DATASET CONTENT:
## BEGIN

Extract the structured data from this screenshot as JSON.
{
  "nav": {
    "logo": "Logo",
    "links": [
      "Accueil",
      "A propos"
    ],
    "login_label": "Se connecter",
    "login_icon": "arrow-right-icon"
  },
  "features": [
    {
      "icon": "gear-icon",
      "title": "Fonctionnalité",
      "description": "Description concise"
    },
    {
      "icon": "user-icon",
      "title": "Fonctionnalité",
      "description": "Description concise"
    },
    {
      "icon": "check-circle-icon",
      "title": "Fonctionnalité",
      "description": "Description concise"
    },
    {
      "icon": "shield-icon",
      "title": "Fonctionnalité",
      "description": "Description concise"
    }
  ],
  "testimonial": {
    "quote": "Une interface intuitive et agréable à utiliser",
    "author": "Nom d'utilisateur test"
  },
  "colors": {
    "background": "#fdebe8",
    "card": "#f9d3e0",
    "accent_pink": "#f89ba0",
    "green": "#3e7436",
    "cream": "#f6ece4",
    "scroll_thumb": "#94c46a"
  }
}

## END

WORK TO DO:
Return every entry exactly as given.

OUTPUT OF THE TASK:
Extract the structured data from this screenshot as JSON.
{
  "nav": {
    "logo": "Logo",
    "links": [
      "Accueil",
      "A propos"
    ],
    "login_label": "Se connecter",
    "login_icon": "arrow-right-icon"
  },
  "features": [
    {
      "icon": "gear-icon",
      "title": "Fonctionnalité",
      "description": "Description concise"
    },
    {
      "icon": "user-icon",
      "title": "Fonctionnalité",
      "description": "Description concise"
    },
    {
      "icon": "check-circle-icon",
      "title": "Fonctionnalité",
      "description": "Description concise"
    },
    {
      "icon": "shield-icon",
      "title": "Fonctionnalité",
      "description": "Description concise"
    }
  ],
  "testimonial": {
    "quote": "Une interface intuitive et agréable à utiliser",
    "author": "Nom d'utilisateur test"
  },
  "colors": {
    "background": "#fdebe8",
    "card": "#f9d3e0",
    "accent_pink": "#f89ba0",
    "green": "#3e7436",
    "cream": "#f6ece4",
    "scroll_thumb": "#94c46a"
  }
}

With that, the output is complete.